INPUT DATA:
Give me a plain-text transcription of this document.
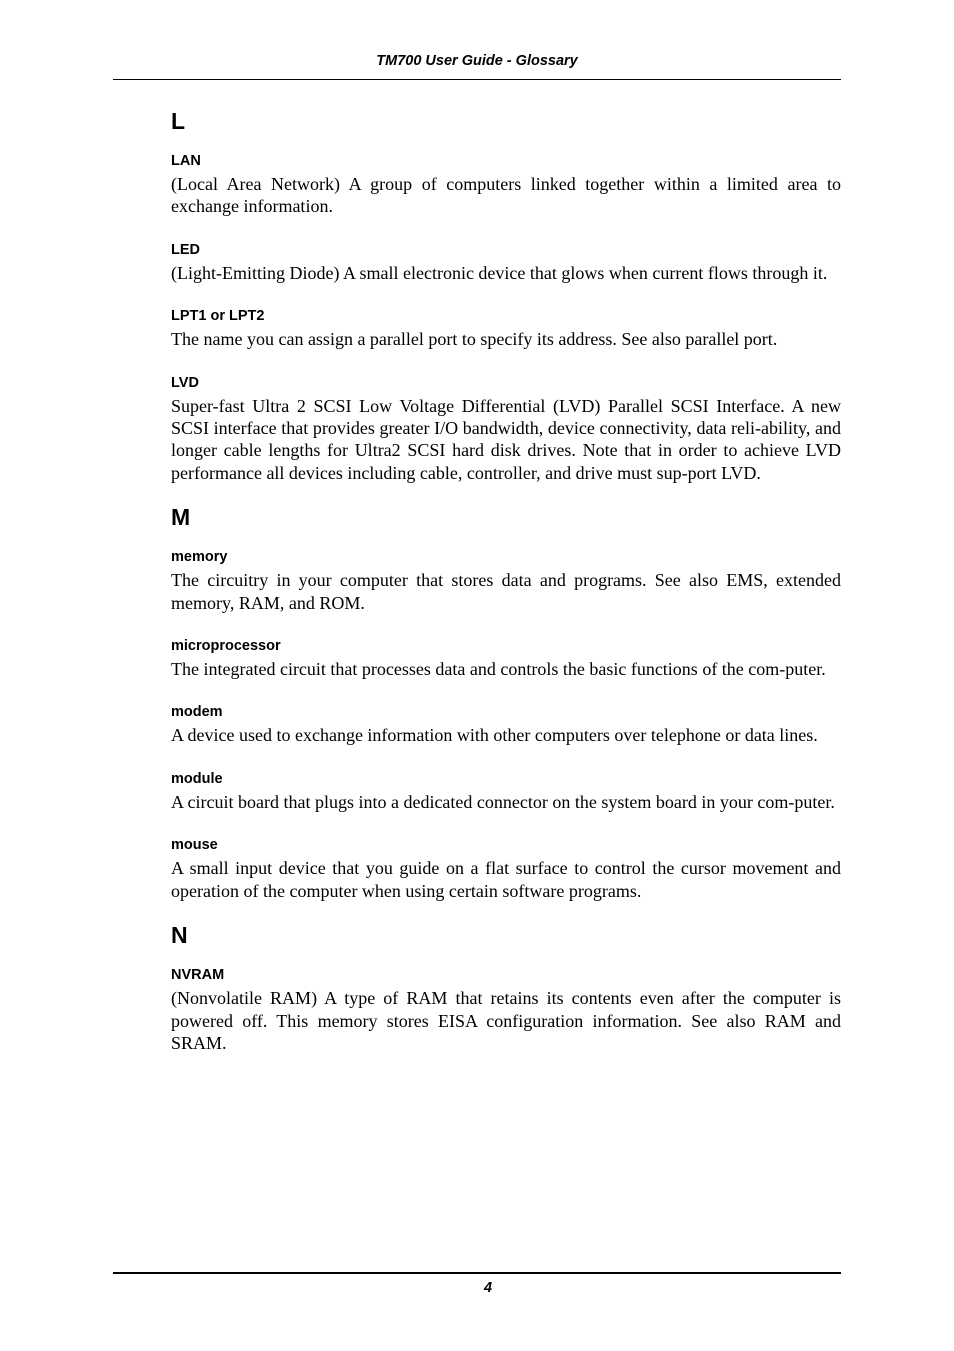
TM700 User Guide - Glossary
L
LAN

(Local Area Network) A group of computers linked together within a limited area to exchange information.

LED

(Light-Emitting Diode) A small electronic device that glows when current flows through it.

LPT1 or LPT2

The name you can assign a parallel port to specify its address. See also parallel port.

LVD

Super-fast Ultra 2 SCSI Low Voltage Differential (LVD) Parallel SCSI Interface. A new SCSI interface that provides greater I/O bandwidth, device connectivity, data reli-ability, and longer cable lengths for Ultra2 SCSI hard disk drives. Note that in order to achieve LVD performance all devices including cable, controller, and drive must sup-port LVD.

M
memory

The circuitry in your computer that stores data and programs. See also EMS, extended memory, RAM, and ROM.

microprocessor

The integrated circuit that processes data and controls the basic functions of the com-puter.

modem

A device used to exchange information with other computers over telephone or data lines.

module

A circuit board that plugs into a dedicated connector on the system board in your com-puter.

mouse

A small input device that you guide on a flat surface to control the cursor movement and operation of the computer when using certain software programs.

N
NVRAM

(Nonvolatile RAM) A type of RAM that retains its contents even after the computer is powered off. This memory stores EISA configuration information. See also RAM and SRAM.

4
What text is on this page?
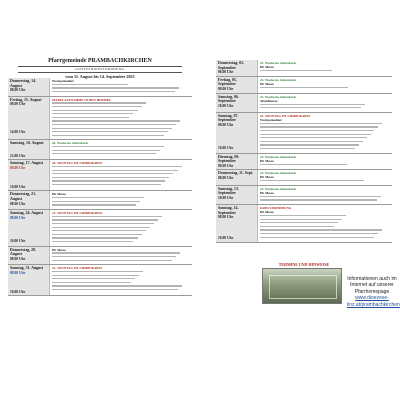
Pfarrgemeinde PRAMBACHKIRCHEN
GOTTESDIENSTORDNUNG
vom 11. August bis 14. September 2025
Donnerstag, 14. August
08.00 Uhr
Wortgottesfeier
Freitag, 15. August
08.00 Uhr
14.00 Uhr
MARIÄ AUFNAHME IN DEN HIMMEL
Samstag, 16. August
13.00 Uhr
20. Woche im Jahreskreis
Sonntag, 17. August
08.00 Uhr
10.00 Uhr
20. SONNTAG IM JAHRESKREIS
Donnerstag, 21. August
08.00 Uhr
Hl. Messe
Sonntag, 24. August
08.00 Uhr
10.00 Uhr
21. SONNTAG IM JAHRESKREIS
Donnerstag, 28. August
08.00 Uhr
Hl. Messe
Sonntag, 31. August
08.00 Uhr
10.00 Uhr
22. SONNTAG IM JAHRESKREIS
Donnerstag, 02. September
08.00 Uhr
22. Woche im Jahreskreis
Hl. Messe
Freitag, 05. September
08.00 Uhr
22. Woche im Jahreskreis
Hl. Messe
Samstag, 06. September
18.00 Uhr
22. Woche im Jahreskreis
Abendmesse
Sonntag, 07. September
08.00 Uhr
10.00 Uhr
23. SONNTAG IM JAHRESKREIS
Wortgottesfeier
Dienstag, 09. September
08.00 Uhr
23. Woche im Jahreskreis
Hl. Messe
Donnerstag, 11. Sept.
08.00 Uhr
23. Woche im Jahreskreis
Hl. Messe
Samstag, 13. September
18.00 Uhr
23. Woche im Jahreskreis
Hl. Messe
Sonntag, 14. September
08.00 Uhr
10.00 Uhr
KREUZERHÖHUNG
Hl. Messe
TERMINE UND HINWEISE
Informationen auch im
Internet auf unserer
Pfarrhomepage
www.dioezese-
linz.at/prambachkirchen
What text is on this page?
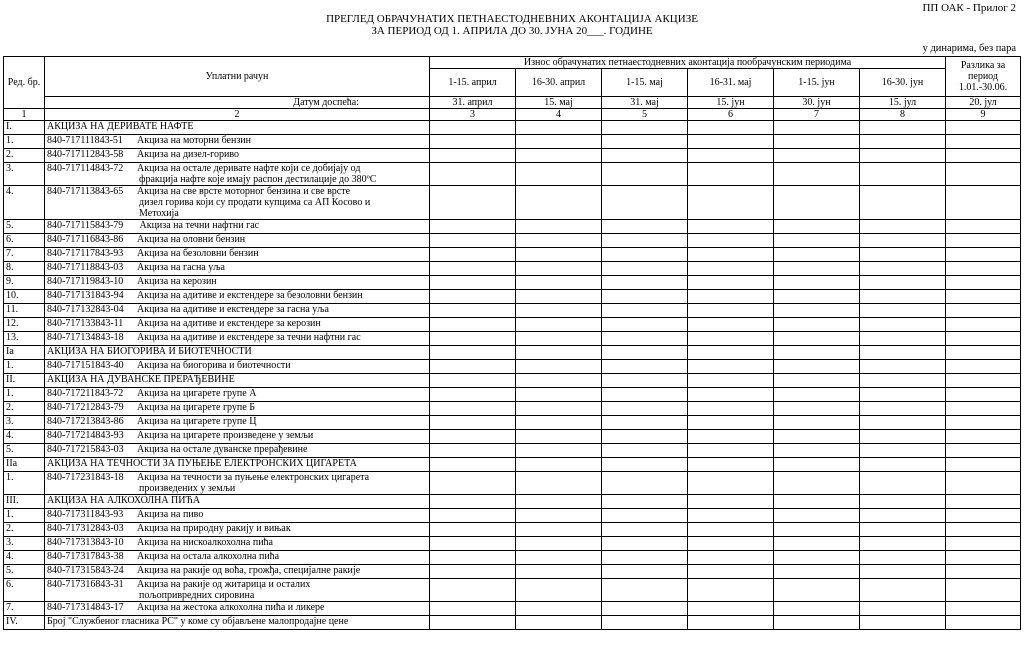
ПП ОАК - Прилог 2
ПРЕГЛЕД ОБРАЧУНАТИХ ПЕТНАЕСТОДНЕВНИХ АКОНТАЦИЈА АКЦИЗЕ
ЗА ПЕРИОД ОД 1. АПРИЛА ДО 30. ЈУНА 20___. ГОДИНЕ
у динарима, без пара
Ред. бр.	Уплатни рачун	Износ обрачунатих петнаестодневних аконтација пообрачунским периодима						Разлика за период 1.01.-30.06.
		1-15. април	16-30. април	1-15. мај	16-31. мај	1-15. јун	16-30. јун	
	Датум доспећа:	31. април	15. мај	31. мај	15. јун	30. јун	15. јул	20. јул
1	2	3	4	5	6	7	8	9
I.	АКЦИЗА НА ДЕРИВАТЕ НАФТЕ							

1.	840-717111843-51 Акциза на моторни бензин							

2.	840-717112843-58 Акциза на дизел-гориво							

3.	840-717114843-72 Акциза на остале деривате нафте који се добијају од
фракција нафте које имају распон дестилације до 380ºС							

4.	840-717113843-65 Акциза на све врсте моторног бензина и све врсте
дизел горива који су продати купцима са АП Косово и
Метохија							

5.	840-717115843-79 Акциза на течни нафтни гас							

6.	840-717116843-86 Акциза на оловни бензин							

7.	840-717117843-93 Акциза на безоловни бензин							

8.	840-717118843-03 Акциза на гасна уља							

9.	840-717119843-10 Акциза на керозин							

10.	840-717131843-94 Акциза на адитиве и екстендере за безоловни бензин							

11.	840-717132843-04 Акциза на адитиве и екстендере за гасна уља							

12.	840-717133843-11 Акциза на адитиве и екстендере за керозин							

13.	840-717134843-18 Акциза на адитиве и екстендере за течни нафтни гас							

Iа	АКЦИЗА НА БИОГОРИВА И БИОТЕЧНОСТИ							

1.	840-717151843-40 Акциза на биогорива и биотечности							

II.	АКЦИЗА НА ДУВАНСКЕ ПРЕРАЂЕВИНЕ							

1.	840-717211843-72 Акциза на цигарете групе А							

2.	840-717212843-79 Акциза на цигарете групе Б							

3.	840-717213843-86 Акциза на цигарете групе Ц							

4.	840-717214843-93 Акциза на цигарете произведене у земљи							

5.	840-717215843-03 Акциза на остале дуванске прерађевине							

IIа	АКЦИЗА НА ТЕЧНОСТИ ЗА ПУЊЕЊЕ ЕЛЕКТРОНСКИХ ЦИГАРЕТА							

1.	840-717231843-18 Акциза на течности за пуњење електронских цигарета
произведених у земљи							

III.	АКЦИЗА НА АЛКОХОЛНА ПИЋА							

1.	840-717311843-93 Акциза на пиво							

2.	840-717312843-03 Акциза на природну ракију и вињак							

3.	840-717313843-10 Акциза на нискоалкохолна пића							

4.	840-717317843-38 Акциза на остала алкохолна пића							

5.	840-717315843-24 Акциза на ракије од воћа, грожђа, специјалне ракије							

6.	840-717316843-31 Акциза на ракије од житарица и осталих
пољопривредних сировина							

7.	840-717314843-17 Акциза на жестока алкохолна пића и ликере							

IV.	Број "Службеног гласника РС" у коме су објављене малопродајне цене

EXERCISE TASK: Only the number is wanted: how many lines of these entries contain the string "also"?

RESPONSE TO THIS TASK: 3